__Work to be completed__. Search the listing for the string "Neutral" and copy every line that contains it.

__Stored records__.
━━━━━━
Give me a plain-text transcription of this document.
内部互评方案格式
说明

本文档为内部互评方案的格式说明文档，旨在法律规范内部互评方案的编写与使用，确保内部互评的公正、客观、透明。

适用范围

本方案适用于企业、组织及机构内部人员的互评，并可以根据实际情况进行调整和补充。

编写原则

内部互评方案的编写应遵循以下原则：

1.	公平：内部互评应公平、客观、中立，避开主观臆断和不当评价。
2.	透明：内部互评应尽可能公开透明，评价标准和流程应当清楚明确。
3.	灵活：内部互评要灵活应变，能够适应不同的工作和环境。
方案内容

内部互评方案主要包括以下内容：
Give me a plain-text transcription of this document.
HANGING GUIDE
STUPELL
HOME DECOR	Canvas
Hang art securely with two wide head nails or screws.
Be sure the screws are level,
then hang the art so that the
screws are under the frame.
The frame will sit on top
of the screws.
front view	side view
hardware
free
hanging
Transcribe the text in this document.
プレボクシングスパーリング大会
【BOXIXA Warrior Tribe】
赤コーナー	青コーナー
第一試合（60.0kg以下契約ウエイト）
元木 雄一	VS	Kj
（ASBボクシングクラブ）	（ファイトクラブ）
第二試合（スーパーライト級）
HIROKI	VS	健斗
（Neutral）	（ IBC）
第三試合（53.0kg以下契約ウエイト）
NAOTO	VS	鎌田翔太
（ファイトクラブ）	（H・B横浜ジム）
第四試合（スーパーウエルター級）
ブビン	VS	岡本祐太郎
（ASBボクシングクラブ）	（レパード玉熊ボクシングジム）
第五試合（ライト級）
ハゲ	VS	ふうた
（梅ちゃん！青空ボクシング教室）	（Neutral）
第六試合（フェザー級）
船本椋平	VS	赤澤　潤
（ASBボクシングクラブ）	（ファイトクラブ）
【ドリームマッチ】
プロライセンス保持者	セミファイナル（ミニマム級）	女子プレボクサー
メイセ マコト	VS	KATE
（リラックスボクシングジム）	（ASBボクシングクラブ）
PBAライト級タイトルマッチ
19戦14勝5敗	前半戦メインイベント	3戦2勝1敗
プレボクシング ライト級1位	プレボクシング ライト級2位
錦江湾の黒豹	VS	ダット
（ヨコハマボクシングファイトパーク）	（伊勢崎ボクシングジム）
━━━━━━
__Written response__.
（Neutral）	（ IBC）
（梅ちゃん！青空ボクシング教室）	（Neutral）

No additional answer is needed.